* **Provided entries**
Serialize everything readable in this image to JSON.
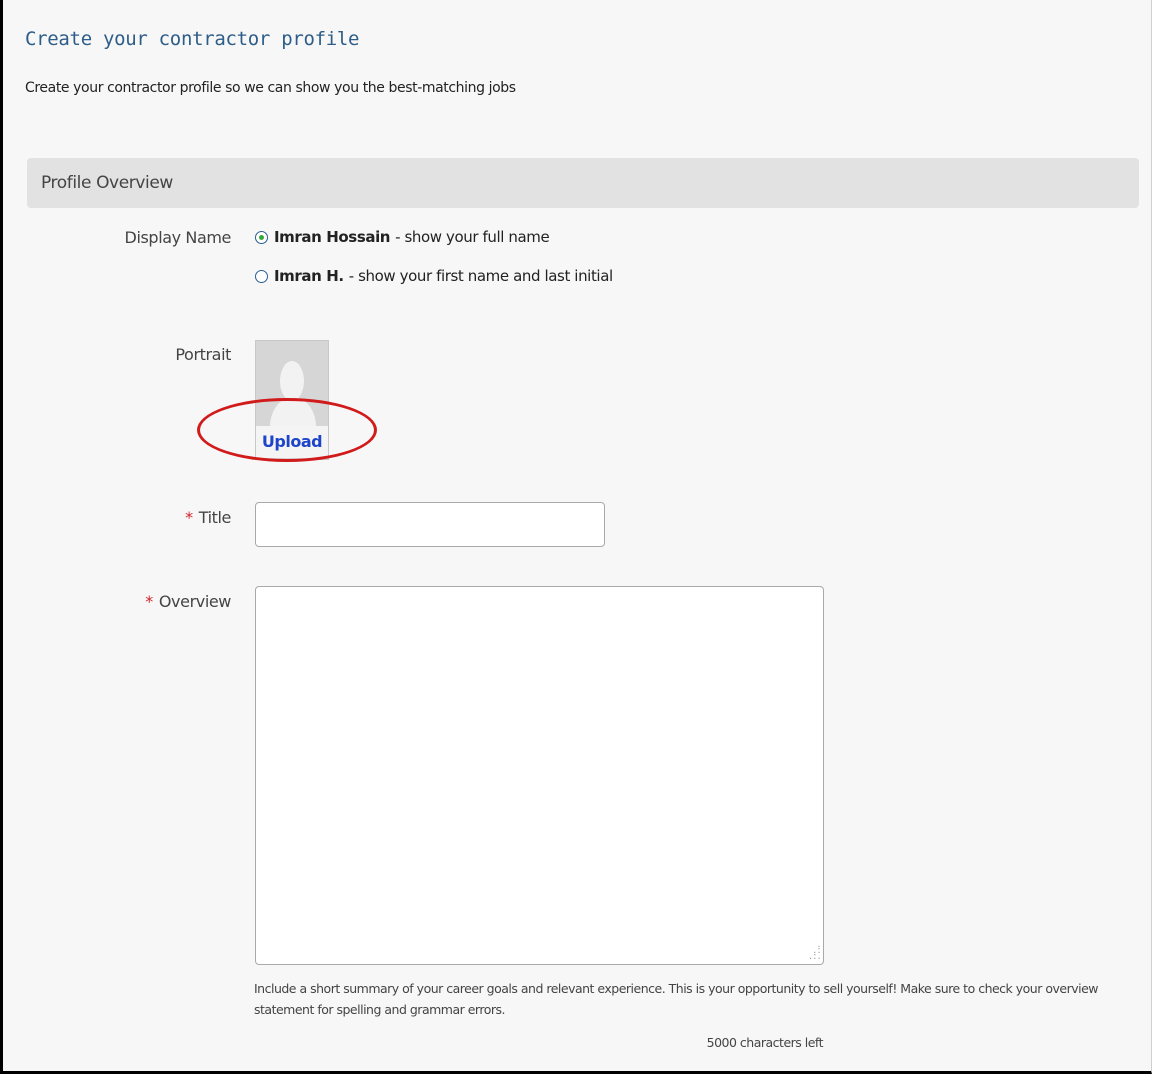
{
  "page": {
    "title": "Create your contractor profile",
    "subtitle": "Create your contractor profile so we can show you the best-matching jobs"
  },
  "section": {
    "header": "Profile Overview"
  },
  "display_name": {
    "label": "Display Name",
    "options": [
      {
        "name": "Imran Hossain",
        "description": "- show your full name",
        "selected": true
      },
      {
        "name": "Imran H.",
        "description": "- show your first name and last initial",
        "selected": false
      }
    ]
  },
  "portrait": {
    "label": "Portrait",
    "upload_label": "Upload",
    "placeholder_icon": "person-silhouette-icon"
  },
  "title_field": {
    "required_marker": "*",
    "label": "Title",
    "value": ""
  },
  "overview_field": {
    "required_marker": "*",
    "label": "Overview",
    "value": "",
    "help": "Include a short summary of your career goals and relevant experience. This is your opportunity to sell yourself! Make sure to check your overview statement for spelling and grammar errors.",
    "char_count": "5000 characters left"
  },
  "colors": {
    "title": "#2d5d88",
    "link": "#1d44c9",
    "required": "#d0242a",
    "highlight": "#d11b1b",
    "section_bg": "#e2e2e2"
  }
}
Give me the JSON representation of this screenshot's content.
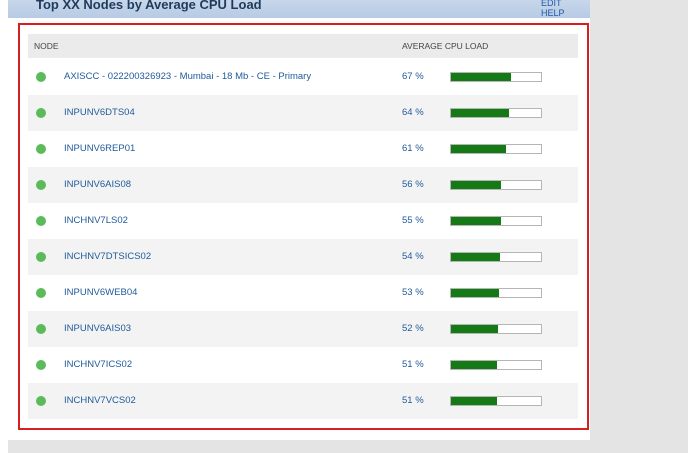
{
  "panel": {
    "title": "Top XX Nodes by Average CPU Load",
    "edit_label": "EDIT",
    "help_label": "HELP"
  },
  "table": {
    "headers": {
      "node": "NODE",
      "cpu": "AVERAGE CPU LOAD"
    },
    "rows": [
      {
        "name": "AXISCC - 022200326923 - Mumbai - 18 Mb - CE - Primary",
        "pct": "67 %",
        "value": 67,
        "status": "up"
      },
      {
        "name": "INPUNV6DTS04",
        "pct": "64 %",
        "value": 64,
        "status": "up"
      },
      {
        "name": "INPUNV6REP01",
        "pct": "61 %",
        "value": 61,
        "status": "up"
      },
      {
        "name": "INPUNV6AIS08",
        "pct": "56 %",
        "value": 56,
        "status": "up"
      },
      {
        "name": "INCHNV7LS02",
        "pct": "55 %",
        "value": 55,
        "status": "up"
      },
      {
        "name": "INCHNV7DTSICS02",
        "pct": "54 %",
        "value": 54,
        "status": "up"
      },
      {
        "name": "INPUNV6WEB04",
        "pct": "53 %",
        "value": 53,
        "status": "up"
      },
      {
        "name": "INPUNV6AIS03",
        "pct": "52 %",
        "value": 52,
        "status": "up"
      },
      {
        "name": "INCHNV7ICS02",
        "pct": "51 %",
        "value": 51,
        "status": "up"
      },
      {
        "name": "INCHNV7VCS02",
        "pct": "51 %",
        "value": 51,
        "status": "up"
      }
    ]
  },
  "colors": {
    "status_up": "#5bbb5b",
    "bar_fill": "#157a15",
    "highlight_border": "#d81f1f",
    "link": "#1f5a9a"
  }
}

* **Set problem**
Repeat the data exactly, without the pictures.

* **Right answer**
Serialize everything readable in this image to JSON.
{
  "page": {
    "title": "Create your contractor profile",
    "subtitle": "Create your contractor profile so we can show you the best-matching jobs"
  },
  "section": {
    "header": "Profile Overview"
  },
  "display_name": {
    "label": "Display Name",
    "options": [
      {
        "name": "Imran Hossain",
        "description": "- show your full name",
        "selected": true
      },
      {
        "name": "Imran H.",
        "description": "- show your first name and last initial",
        "selected": false
      }
    ]
  },
  "portrait": {
    "label": "Portrait",
    "upload_label": "Upload",
    "placeholder_icon": "person-silhouette-icon"
  },
  "title_field": {
    "required_marker": "*",
    "label": "Title",
    "value": ""
  },
  "overview_field": {
    "required_marker": "*",
    "label": "Overview",
    "value": "",
    "help": "Include a short summary of your career goals and relevant experience. This is your opportunity to sell yourself! Make sure to check your overview statement for spelling and grammar errors.",
    "char_count": "5000 characters left"
  },
  "colors": {
    "title": "#2d5d88",
    "link": "#1d44c9",
    "required": "#d0242a",
    "highlight": "#d11b1b",
    "section_bg": "#e2e2e2"
  }
}
Give me the JSON representation of this screenshot's content.
{
  "panel": {
    "title": "Top XX Nodes by Average CPU Load",
    "edit_label": "EDIT",
    "help_label": "HELP"
  },
  "table": {
    "headers": {
      "node": "NODE",
      "cpu": "AVERAGE CPU LOAD"
    },
    "rows": [
      {
        "name": "AXISCC - 022200326923 - Mumbai - 18 Mb - CE - Primary",
        "pct": "67 %",
        "value": 67,
        "status": "up"
      },
      {
        "name": "INPUNV6DTS04",
        "pct": "64 %",
        "value": 64,
        "status": "up"
      },
      {
        "name": "INPUNV6REP01",
        "pct": "61 %",
        "value": 61,
        "status": "up"
      },
      {
        "name": "INPUNV6AIS08",
        "pct": "56 %",
        "value": 56,
        "status": "up"
      },
      {
        "name": "INCHNV7LS02",
        "pct": "55 %",
        "value": 55,
        "status": "up"
      },
      {
        "name": "INCHNV7DTSICS02",
        "pct": "54 %",
        "value": 54,
        "status": "up"
      },
      {
        "name": "INPUNV6WEB04",
        "pct": "53 %",
        "value": 53,
        "status": "up"
      },
      {
        "name": "INPUNV6AIS03",
        "pct": "52 %",
        "value": 52,
        "status": "up"
      },
      {
        "name": "INCHNV7ICS02",
        "pct": "51 %",
        "value": 51,
        "status": "up"
      },
      {
        "name": "INCHNV7VCS02",
        "pct": "51 %",
        "value": 51,
        "status": "up"
      }
    ]
  },
  "colors": {
    "status_up": "#5bbb5b",
    "bar_fill": "#157a15",
    "highlight_border": "#d81f1f",
    "link": "#1f5a9a"
  }
}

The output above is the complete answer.